[Dataset records]
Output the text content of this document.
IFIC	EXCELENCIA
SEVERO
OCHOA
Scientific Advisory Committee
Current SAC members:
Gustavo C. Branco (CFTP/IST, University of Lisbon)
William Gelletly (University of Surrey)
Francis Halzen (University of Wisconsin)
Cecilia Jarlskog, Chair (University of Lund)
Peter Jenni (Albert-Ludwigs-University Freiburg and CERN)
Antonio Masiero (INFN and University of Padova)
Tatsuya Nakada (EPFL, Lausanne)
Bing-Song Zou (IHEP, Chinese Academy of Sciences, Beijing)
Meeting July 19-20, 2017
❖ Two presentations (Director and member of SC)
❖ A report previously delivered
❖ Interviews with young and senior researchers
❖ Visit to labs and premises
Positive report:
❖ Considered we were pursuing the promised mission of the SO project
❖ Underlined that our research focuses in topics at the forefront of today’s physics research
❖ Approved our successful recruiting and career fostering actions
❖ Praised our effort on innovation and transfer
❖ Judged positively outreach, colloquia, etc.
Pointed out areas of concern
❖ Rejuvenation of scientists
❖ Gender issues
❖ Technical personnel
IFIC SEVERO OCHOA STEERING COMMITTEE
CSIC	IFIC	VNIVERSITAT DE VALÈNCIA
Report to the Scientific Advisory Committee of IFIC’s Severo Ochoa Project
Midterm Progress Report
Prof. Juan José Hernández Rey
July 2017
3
* * *
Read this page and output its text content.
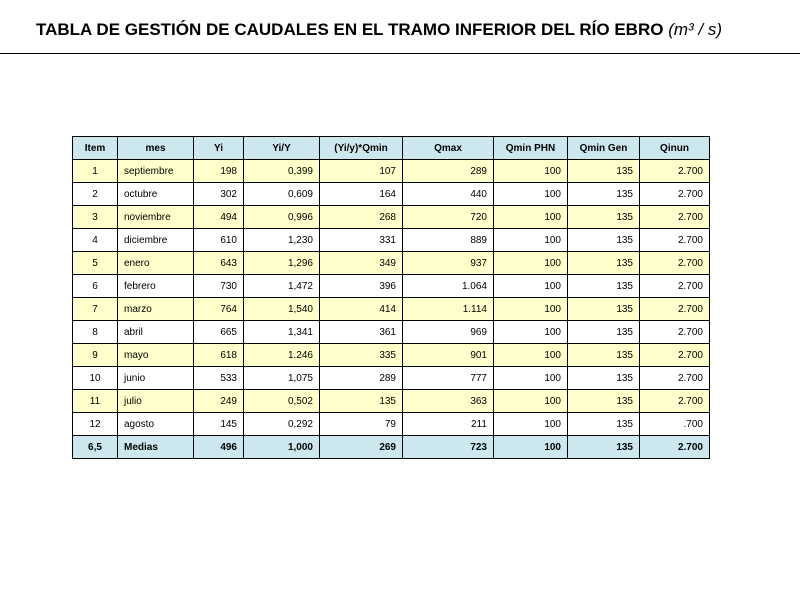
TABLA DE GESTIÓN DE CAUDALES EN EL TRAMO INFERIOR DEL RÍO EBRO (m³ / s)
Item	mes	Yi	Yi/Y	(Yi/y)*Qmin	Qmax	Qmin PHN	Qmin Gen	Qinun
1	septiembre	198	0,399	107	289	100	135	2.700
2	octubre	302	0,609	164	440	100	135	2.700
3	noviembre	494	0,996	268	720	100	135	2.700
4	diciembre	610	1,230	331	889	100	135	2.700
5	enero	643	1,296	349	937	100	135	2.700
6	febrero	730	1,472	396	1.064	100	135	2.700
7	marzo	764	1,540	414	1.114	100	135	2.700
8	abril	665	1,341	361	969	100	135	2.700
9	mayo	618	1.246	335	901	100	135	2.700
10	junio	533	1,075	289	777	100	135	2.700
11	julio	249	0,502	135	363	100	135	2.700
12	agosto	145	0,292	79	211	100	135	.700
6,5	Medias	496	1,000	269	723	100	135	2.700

> **PROBLEM**
Look through the material above and pick out each line holding the word "Advisory".

> **RESULT OF THE TASK**
Scientific Advisory Committee
Report to the Scientific Advisory Committee of IFIC’s Severo Ochoa Project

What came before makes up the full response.